-------- Page
Pour aider les pays en développement (PED) à réduire leurs émissions de GES et à s’adapter aux conséquences des changements climatiques, la recommandation 1 de Catherine Potvin s’avère indispensable. Elle est à prendre très au sérieux. La contribution du Canada au Fonds vert se doit d’être très significative et la population devrait soutenir l’aide au PED. À ce titre, la très récente annonce de Justin Trudeau à l’effet qu’il accordera 2,65 milliards de dollars sur 5 ans à l’aide aux PED va tout à fait dans ce sens [6].
Mais le Canada doit aller plus loin. Ses réductions de GES concernent principalement le transport et l’énergie. Il lui faut notamment limiter l’exploitation du pétrole des sables bitumineux, un secteur extrêmement polluant et qui contribue pour une large part aux émissions de GES canadiennes. Or, on sait que pour limiter le réchauffement planétaire, les combustibles fossiles doivent rester dans le sous-sol. L’exploitation et l’exportation des sables bitumineux doit donc être freinée. S’il est impossible de stopper net leur exploitation, elle doit être réduite radicalement pour nous conduire d’ici 2-3 décennies à une production marginale de pétrole. De même, le Canada doit renoncer à l’exploitation et l’exportation de gaz de schiste.
----------------
-------- Documents fournis
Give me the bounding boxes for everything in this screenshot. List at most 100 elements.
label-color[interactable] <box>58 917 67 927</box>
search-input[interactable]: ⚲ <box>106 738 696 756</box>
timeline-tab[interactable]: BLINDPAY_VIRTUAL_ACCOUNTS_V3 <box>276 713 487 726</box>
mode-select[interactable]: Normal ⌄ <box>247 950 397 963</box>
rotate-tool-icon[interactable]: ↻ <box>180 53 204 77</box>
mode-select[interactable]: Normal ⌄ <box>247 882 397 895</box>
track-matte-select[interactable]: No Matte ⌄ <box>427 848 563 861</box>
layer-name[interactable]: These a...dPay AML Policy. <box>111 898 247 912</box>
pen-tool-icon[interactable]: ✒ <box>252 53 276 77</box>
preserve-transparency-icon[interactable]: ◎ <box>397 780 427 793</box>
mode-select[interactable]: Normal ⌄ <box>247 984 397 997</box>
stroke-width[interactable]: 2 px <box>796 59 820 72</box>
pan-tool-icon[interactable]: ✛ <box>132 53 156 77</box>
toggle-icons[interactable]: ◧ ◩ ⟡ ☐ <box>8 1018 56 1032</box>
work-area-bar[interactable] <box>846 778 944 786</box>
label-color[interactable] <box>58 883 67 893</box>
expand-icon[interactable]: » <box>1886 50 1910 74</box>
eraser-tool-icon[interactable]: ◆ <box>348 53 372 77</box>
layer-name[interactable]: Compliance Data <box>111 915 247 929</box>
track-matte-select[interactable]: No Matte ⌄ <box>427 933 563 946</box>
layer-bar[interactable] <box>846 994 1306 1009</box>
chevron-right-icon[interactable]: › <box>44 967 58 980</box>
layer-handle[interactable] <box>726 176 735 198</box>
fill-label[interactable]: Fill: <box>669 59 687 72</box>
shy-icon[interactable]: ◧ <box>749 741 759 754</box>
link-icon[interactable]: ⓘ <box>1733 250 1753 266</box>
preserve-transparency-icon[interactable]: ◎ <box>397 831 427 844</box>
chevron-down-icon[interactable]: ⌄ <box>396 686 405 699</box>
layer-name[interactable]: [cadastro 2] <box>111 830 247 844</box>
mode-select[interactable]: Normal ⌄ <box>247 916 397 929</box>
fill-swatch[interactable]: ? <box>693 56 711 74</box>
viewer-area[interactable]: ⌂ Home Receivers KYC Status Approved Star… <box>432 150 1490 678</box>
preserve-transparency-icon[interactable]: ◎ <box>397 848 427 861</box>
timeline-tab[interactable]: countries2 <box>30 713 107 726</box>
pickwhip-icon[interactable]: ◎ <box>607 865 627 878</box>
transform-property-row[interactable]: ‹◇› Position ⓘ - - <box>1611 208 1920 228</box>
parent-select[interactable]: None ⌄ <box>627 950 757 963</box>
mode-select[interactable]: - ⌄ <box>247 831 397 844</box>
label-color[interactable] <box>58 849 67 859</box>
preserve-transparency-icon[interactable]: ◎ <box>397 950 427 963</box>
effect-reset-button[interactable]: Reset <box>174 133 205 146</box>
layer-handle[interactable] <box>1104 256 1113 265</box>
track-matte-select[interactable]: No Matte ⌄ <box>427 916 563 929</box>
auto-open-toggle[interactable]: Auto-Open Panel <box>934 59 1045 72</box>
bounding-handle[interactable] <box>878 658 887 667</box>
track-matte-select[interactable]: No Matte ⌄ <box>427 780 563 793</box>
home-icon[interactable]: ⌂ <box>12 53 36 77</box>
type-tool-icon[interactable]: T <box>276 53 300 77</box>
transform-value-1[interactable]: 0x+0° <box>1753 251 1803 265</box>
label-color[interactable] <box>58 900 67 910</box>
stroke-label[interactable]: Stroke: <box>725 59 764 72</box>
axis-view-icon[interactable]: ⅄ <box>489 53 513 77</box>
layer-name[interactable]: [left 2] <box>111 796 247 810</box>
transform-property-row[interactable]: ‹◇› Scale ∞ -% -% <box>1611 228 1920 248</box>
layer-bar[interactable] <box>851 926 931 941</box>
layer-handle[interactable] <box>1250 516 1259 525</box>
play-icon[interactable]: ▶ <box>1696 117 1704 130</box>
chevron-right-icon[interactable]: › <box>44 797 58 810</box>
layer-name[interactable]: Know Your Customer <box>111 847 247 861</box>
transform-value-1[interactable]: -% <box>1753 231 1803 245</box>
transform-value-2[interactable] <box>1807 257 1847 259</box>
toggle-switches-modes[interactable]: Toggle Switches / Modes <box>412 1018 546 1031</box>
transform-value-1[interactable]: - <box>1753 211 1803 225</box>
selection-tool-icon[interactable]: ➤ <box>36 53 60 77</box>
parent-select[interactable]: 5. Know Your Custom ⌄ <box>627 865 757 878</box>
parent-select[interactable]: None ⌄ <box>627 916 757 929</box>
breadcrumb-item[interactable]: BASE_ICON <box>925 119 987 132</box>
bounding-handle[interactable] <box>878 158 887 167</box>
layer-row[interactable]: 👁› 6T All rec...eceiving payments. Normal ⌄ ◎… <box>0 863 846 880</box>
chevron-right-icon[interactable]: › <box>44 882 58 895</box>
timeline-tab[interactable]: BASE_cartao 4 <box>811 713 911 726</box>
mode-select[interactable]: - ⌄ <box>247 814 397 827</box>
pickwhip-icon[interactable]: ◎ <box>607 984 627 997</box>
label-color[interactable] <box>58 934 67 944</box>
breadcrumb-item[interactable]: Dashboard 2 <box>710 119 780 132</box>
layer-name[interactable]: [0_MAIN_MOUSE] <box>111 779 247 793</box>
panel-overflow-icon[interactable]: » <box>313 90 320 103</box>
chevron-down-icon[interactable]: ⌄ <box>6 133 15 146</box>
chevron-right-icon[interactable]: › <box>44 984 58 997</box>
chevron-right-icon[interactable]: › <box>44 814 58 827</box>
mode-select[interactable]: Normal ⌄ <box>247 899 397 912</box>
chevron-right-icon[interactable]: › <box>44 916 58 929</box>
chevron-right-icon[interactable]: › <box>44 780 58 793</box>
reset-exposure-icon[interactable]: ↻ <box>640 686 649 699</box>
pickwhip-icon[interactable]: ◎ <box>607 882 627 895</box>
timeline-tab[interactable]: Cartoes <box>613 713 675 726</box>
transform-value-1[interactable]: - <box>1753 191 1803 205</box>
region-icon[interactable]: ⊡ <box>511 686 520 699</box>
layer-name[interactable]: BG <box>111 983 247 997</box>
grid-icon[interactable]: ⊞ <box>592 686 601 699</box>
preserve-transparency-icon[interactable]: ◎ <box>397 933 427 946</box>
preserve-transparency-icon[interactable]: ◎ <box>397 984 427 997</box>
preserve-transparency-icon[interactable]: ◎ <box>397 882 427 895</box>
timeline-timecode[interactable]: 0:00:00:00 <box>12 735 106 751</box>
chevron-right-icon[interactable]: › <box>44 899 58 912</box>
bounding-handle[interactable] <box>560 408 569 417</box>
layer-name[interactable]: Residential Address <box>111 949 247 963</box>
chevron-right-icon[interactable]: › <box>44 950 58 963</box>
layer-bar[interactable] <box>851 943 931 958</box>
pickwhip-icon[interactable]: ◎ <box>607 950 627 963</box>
----------------
• Consignes
1. D'après le texte sur la politique climatique canadienne, quel montant Justin Trudeau accordera-t-il à l'aide aux PED, et sur combien d'années ?
2. Indiquez si chaque affirmation concorde avec le texte sur la politique climatique canadienne, en citant les mots qui tranchent. (a) Les réductions de GES du Canada portent surtout sur le transport et l'énergie. (b) Le texte réclame l'arrêt immédiat de l'exploitation des sables bitumineux. (c) Le Canada doit renoncer à l'exploitation du gaz de schiste.
3. Rédigez la suite du texte sur la politique climatique canadienne, en partant de sa dernière phrase.

• Réponses par consigne
1. 2,65 milliards de dollars sur 5 ans.

2.
(a) Oui : « Ses réductions de GES concernent principalement le transport et l’énergie. »
(b) Non : « S’il est impossible de stopper net leur exploitation, elle doit être réduite radicalement pour nous conduire d’ici 2-3 décennies à une production marginale de pétrole. »
(c) Oui : « le Canada doit renoncer à l’exploitation et l’exportation de gaz de schiste. »

3.
Et si nous ne le faisons pas pour des raisons économiques, il est possible que nous soyons contraints de le faire pour des raisons juridiques. Comme le soulignaient récemment des juristes dans un article du journal Le Devoir [7], si le Canada ne réduit pas ses émissions de GES de lui-même, ce pourrait être des règles juridiques nationales ou internationales qui le forcent à le faire. À titre d’exemple, les Pays-Bas se sont vus récemment dans l’obligation de réduire leurs émissions de 25% d’ici à 2020 par un tribunal national [8]. Il est réconfortant de savoir que des mécanismes juridiques existent pour inciter les États à conserver leur patrimoine naturel intact et à réduire leur pollution. Que les États et le Canada se le tiennent pour dit !
Notes et références
[1] Depuis les débuts de la CCNUCC en 1992, le Canada n’a jamais été un grand chef de file en termes de réductions des GES et à ce titre était considéré comme un cancre, un mauvais élève. Le Canada et son gouvernement libéral de l’époque n’a ratifié le Protocole de Kyoto qu’en 2002, attendant que les États-Unis le fassent en premier, ce qui n’est jamais arrivé. Mais ce fut bien pire avec le gouvernement conservateur de Steven Harper. Celui a d’abord changé l’année de référence habituelle (1990) pour 2005 de façon à faire croire que ses cibles de réductions étaient plus ambitieuses qu’elles ne l’étaient en réalité.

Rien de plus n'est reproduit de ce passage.